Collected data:
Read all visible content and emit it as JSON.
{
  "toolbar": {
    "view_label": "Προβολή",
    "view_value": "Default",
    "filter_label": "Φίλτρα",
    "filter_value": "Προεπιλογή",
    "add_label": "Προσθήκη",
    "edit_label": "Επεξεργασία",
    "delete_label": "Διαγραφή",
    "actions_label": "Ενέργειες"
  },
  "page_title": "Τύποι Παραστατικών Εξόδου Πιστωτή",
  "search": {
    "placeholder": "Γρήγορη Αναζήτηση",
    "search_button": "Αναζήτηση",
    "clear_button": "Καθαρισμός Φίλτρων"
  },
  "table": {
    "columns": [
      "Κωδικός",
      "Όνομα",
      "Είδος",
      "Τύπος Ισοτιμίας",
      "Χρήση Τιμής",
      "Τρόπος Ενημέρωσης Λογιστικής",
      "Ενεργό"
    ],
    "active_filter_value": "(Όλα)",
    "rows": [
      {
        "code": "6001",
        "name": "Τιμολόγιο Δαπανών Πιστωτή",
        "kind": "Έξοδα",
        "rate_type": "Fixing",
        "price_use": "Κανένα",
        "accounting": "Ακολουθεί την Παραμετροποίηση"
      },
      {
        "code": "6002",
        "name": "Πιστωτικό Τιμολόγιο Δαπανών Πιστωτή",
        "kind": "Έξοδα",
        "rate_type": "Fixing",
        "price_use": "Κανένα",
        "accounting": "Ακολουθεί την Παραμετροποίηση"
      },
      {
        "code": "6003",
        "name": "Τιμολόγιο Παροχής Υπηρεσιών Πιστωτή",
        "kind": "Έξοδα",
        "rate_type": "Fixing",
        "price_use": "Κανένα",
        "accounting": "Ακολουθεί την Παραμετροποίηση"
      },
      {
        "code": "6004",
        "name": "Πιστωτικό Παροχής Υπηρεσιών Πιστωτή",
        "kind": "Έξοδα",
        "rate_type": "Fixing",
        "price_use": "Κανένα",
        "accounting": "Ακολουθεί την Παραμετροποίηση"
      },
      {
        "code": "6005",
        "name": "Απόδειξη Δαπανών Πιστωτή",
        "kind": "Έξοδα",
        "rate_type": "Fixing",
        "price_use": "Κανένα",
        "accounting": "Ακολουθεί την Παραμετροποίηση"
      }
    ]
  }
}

#### What you should do
Repeat the material above in full, quoting it exactly.

#### Answer to the task
Read all visible content and emit it as JSON.
{
  "toolbar": {
    "view_label": "Προβολή",
    "view_value": "Default",
    "filter_label": "Φίλτρα",
    "filter_value": "Προεπιλογή",
    "add_label": "Προσθήκη",
    "edit_label": "Επεξεργασία",
    "delete_label": "Διαγραφή",
    "actions_label": "Ενέργειες"
  },
  "page_title": "Τύποι Παραστατικών Εξόδου Πιστωτή",
  "search": {
    "placeholder": "Γρήγορη Αναζήτηση",
    "search_button": "Αναζήτηση",
    "clear_button": "Καθαρισμός Φίλτρων"
  },
  "table": {
    "columns": [
      "Κωδικός",
      "Όνομα",
      "Είδος",
      "Τύπος Ισοτιμίας",
      "Χρήση Τιμής",
      "Τρόπος Ενημέρωσης Λογιστικής",
      "Ενεργό"
    ],
    "active_filter_value": "(Όλα)",
    "rows": [
      {
        "code": "6001",
        "name": "Τιμολόγιο Δαπανών Πιστωτή",
        "kind": "Έξοδα",
        "rate_type": "Fixing",
        "price_use": "Κανένα",
        "accounting": "Ακολουθεί την Παραμετροποίηση"
      },
      {
        "code": "6002",
        "name": "Πιστωτικό Τιμολόγιο Δαπανών Πιστωτή",
        "kind": "Έξοδα",
        "rate_type": "Fixing",
        "price_use": "Κανένα",
        "accounting": "Ακολουθεί την Παραμετροποίηση"
      },
      {
        "code": "6003",
        "name": "Τιμολόγιο Παροχής Υπηρεσιών Πιστωτή",
        "kind": "Έξοδα",
        "rate_type": "Fixing",
        "price_use": "Κανένα",
        "accounting": "Ακολουθεί την Παραμετροποίηση"
      },
      {
        "code": "6004",
        "name": "Πιστωτικό Παροχής Υπηρεσιών Πιστωτή",
        "kind": "Έξοδα",
        "rate_type": "Fixing",
        "price_use": "Κανένα",
        "accounting": "Ακολουθεί την Παραμετροποίηση"
      },
      {
        "code": "6005",
        "name": "Απόδειξη Δαπανών Πιστωτή",
        "kind": "Έξοδα",
        "rate_type": "Fixing",
        "price_use": "Κανένα",
        "accounting": "Ακολουθεί την Παραμετροποίηση"
      }
    ]
  }
}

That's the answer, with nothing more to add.